= TO BE DONE =
For the records that follow, return only the count of lines containing the string "резервного".

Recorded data
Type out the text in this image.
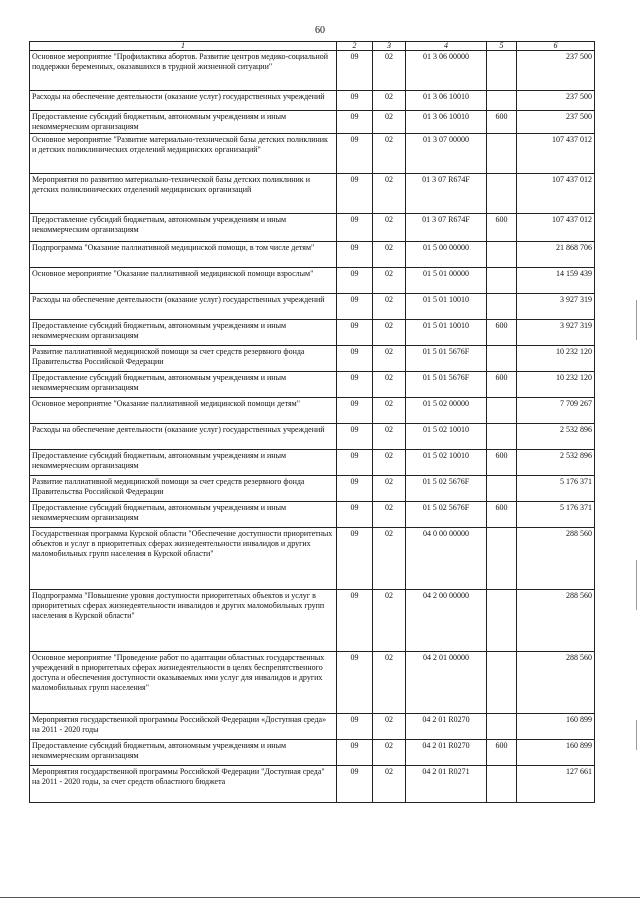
60
1	2	3	4	5	6
Основное мероприятие "Профилактика абортов. Развитие центров медико-социальной поддержки беременных, оказавшихся в трудной жизненной ситуации"	09	02	01 3 06 00000		237 500
Расходы на обеспечение деятельности (оказание услуг) государственных учреждений	09	02	01 3 06 10010		237 500
Предоставление субсидий бюджетным, автономным учреждениям и иным некоммерческим организациям	09	02	01 3 06 10010	600	237 500
Основное мероприятие "Развитие материально-технической базы детских поликлиник и детских поликлинических отделений медицинских организаций"	09	02	01 3 07 00000		107 437 012
Мероприятия по развитию материально-технической базы детских поликлиник и детских поликлинических отделений медицинских организаций	09	02	01 3 07 R674F		107 437 012
Предоставление субсидий бюджетным, автономным учреждениям и иным некоммерческим организациям	09	02	01 3 07 R674F	600	107 437 012
Подпрограмма "Оказание паллиативной медицинской помощи, в том числе детям"	09	02	01 5 00 00000		21 868 706
Основное мероприятие "Оказание паллиативной медицинской помощи взрослым"	09	02	01 5 01 00000		14 159 439
Расходы на обеспечение деятельности (оказание услуг) государственных учреждений	09	02	01 5 01 10010		3 927 319
Предоставление субсидий бюджетным, автономным учреждениям и иным некоммерческим организациям	09	02	01 5 01 10010	600	3 927 319
Развитие паллиативной медицинской помощи за счет средств резервного фонда Правительства Российской Федерации	09	02	01 5 01 5676F		10 232 120
Предоставление субсидий бюджетным, автономным учреждениям и иным некоммерческим организациям	09	02	01 5 01 5676F	600	10 232 120
Основное мероприятие "Оказание паллиативной медицинской помощи детям"	09	02	01 5 02 00000		7 709 267
Расходы на обеспечение деятельности (оказание услуг) государственных учреждений	09	02	01 5 02 10010		2 532 896
Предоставление субсидий бюджетным, автономным учреждениям и иным некоммерческим организациям	09	02	01 5 02 10010	600	2 532 896
Развитие паллиативной медицинской помощи за счет средств резервного фонда Правительства Российской Федерации	09	02	01 5 02 5676F		5 176 371
Предоставление субсидий бюджетным, автономным учреждениям и иным некоммерческим организациям	09	02	01 5 02 5676F	600	5 176 371
Государственная программа Курской области "Обеспечение доступности приоритетных объектов и услуг в приоритетных сферах жизнедеятельности инвалидов и других маломобильных групп населения в Курской области"	09	02	04 0 00 00000		288 560
Подпрограмма "Повышение уровня доступности приоритетных объектов и услуг в приоритетных сферах жизнедеятельности инвалидов и других маломобильных групп населения в Курской области"	09	02	04 2 00 00000		288 560
Основное мероприятие "Проведение работ по адаптации областных государственных учреждений в приоритетных сферах жизнедеятельности в целях беспрепятственного доступа и обеспечения доступности оказываемых ими услуг для инвалидов и других маломобильных групп населения"	09	02	04 2 01 00000		288 560
Мероприятия государственной программы Российской Федерации «Доступная среда» на 2011 - 2020 годы	09	02	04 2 01 R0270		160 899
Предоставление субсидий бюджетным, автономным учреждениям и иным некоммерческим организациям	09	02	04 2 01 R0270	600	160 899
Мероприятия государственной программы Российской Федерации "Доступная среда" на 2011 - 2020 годы, за счет средств областного бюджета	09	02	04 2 01 R0271		127 661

= ANSWER TO THIS TASK =
2